▼▼▼

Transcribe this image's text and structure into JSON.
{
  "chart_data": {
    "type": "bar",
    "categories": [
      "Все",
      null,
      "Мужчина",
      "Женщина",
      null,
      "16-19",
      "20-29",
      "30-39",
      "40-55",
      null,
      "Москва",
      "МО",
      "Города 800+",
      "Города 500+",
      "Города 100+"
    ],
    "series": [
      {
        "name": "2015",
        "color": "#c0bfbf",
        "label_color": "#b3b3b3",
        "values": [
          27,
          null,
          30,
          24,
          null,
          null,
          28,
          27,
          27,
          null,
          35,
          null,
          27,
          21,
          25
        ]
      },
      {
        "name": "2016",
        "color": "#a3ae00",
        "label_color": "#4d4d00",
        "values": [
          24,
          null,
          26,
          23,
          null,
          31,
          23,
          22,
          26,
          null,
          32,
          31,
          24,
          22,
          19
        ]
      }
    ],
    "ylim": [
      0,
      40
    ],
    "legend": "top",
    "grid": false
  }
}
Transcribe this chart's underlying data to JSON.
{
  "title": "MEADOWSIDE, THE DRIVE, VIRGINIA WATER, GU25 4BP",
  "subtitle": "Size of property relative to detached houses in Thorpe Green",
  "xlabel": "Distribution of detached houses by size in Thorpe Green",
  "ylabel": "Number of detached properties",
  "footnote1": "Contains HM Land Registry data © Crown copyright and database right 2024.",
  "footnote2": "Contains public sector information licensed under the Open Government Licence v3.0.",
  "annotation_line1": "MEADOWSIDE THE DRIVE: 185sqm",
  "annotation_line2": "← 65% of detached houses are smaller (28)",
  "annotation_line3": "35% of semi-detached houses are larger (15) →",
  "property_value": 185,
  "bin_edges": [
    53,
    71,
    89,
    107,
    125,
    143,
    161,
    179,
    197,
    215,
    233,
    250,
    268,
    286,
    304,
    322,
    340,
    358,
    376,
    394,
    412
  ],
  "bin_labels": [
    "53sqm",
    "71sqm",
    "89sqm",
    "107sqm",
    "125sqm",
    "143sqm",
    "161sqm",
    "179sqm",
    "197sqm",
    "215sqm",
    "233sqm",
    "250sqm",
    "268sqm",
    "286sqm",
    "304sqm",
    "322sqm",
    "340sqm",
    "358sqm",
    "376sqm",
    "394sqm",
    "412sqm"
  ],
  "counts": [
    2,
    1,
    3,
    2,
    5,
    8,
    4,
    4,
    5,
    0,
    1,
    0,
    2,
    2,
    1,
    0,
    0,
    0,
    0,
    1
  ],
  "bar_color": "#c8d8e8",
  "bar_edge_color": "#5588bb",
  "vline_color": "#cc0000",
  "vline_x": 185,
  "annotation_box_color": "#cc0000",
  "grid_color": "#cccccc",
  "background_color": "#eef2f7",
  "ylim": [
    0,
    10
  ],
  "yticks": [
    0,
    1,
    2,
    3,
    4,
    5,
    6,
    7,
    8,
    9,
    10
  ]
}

▲▲▲

TASK REQUIREMENTS
List each line holding the string "Thorpe".

SOLUTION TO THIS EXERCISE
  "subtitle": "Size of property relative to detached houses in Thorpe Green",
  "xlabel": "Distribution of detached houses by size in Thorpe Green",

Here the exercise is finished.